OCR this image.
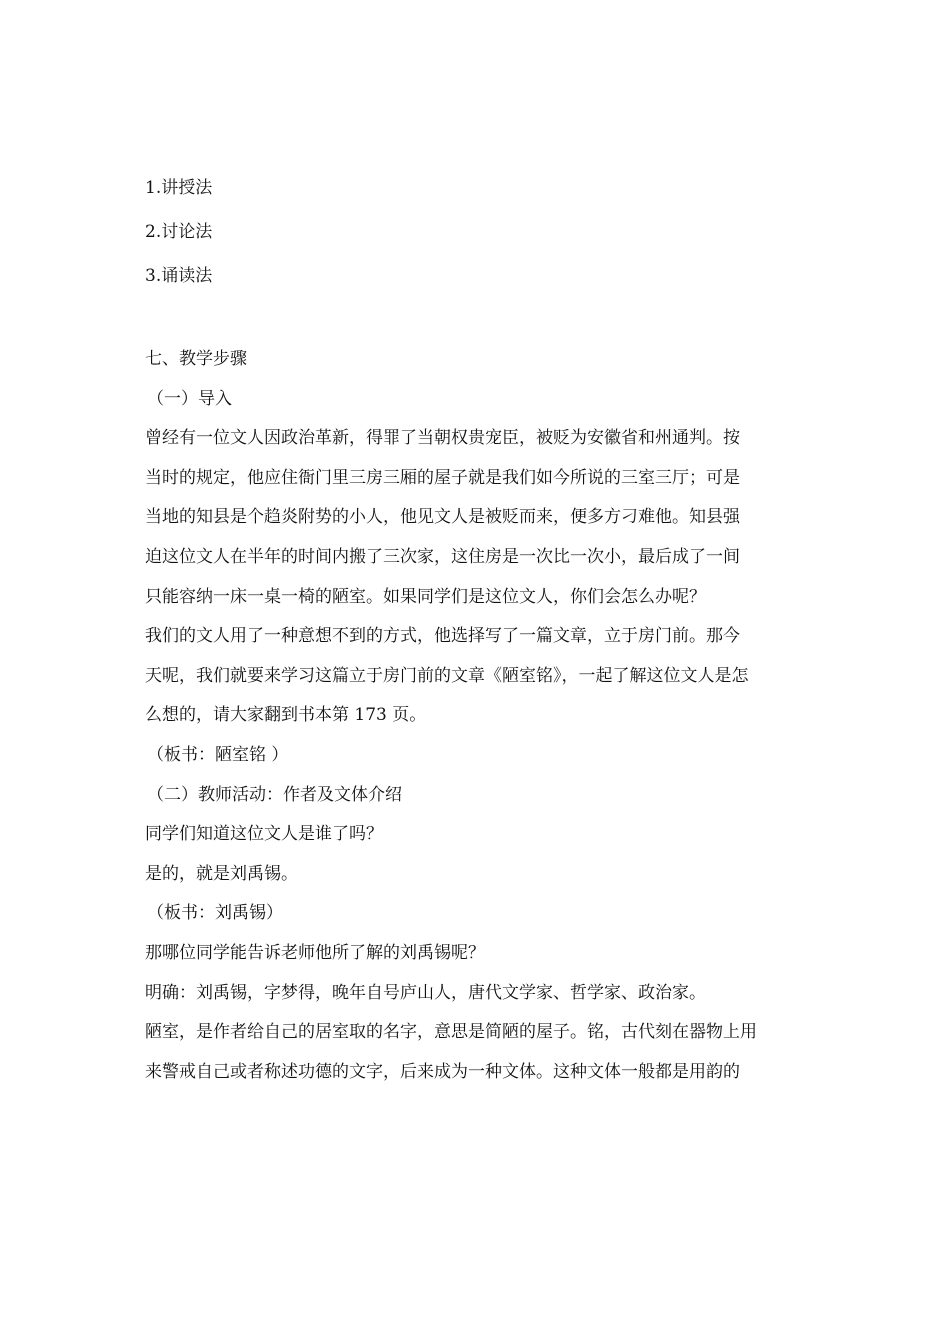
1.讲授法
2.讨论法
3.诵读法
七、教学步骤
（一）导入
曾经有一位文人因政治革新，得罪了当朝权贵宠臣，被贬为安徽省和州通判。按
当时的规定，他应住衙门里三房三厢的屋子就是我们如今所说的三室三厅；可是
当地的知县是个趋炎附势的小人，他见文人是被贬而来，便多方刁难他。知县强
迫这位文人在半年的时间内搬了三次家，这住房是一次比一次小，最后成了一间
只能容纳一床一桌一椅的陋室。如果同学们是这位文人，你们会怎么办呢？
我们的文人用了一种意想不到的方式，他选择写了一篇文章，立于房门前。那今
天呢，我们就要来学习这篇立于房门前的文章《陋室铭》，一起了解这位文人是怎
么想的，请大家翻到书本第 173 页。
（板书：陋室铭 ）
（二）教师活动：作者及文体介绍
同学们知道这位文人是谁了吗？
是的，就是刘禹锡。
（板书：刘禹锡）
那哪位同学能告诉老师他所了解的刘禹锡呢？
明确：刘禹锡，字梦得，晚年自号庐山人，唐代文学家、哲学家、政治家。
陋室，是作者给自己的居室取的名字，意思是简陋的屋子。铭，古代刻在器物上用
来警戒自己或者称述功德的文字，后来成为一种文体。这种文体一般都是用韵的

**PROBLEM TO WORK ON**: Transcribe the material exactly, keeping every word and none of the pictures.

**SOLUTION FOR THIS TASK**:
OCR this image.
1.讲授法
2.讨论法
3.诵读法
七、教学步骤
（一）导入
曾经有一位文人因政治革新，得罪了当朝权贵宠臣，被贬为安徽省和州通判。按
当时的规定，他应住衙门里三房三厢的屋子就是我们如今所说的三室三厅；可是
当地的知县是个趋炎附势的小人，他见文人是被贬而来，便多方刁难他。知县强
迫这位文人在半年的时间内搬了三次家，这住房是一次比一次小，最后成了一间
只能容纳一床一桌一椅的陋室。如果同学们是这位文人，你们会怎么办呢？
我们的文人用了一种意想不到的方式，他选择写了一篇文章，立于房门前。那今
天呢，我们就要来学习这篇立于房门前的文章《陋室铭》，一起了解这位文人是怎
么想的，请大家翻到书本第 173 页。
（板书：陋室铭 ）
（二）教师活动：作者及文体介绍
同学们知道这位文人是谁了吗？
是的，就是刘禹锡。
（板书：刘禹锡）
那哪位同学能告诉老师他所了解的刘禹锡呢？
明确：刘禹锡，字梦得，晚年自号庐山人，唐代文学家、哲学家、政治家。
陋室，是作者给自己的居室取的名字，意思是简陋的屋子。铭，古代刻在器物上用
来警戒自己或者称述功德的文字，后来成为一种文体。这种文体一般都是用韵的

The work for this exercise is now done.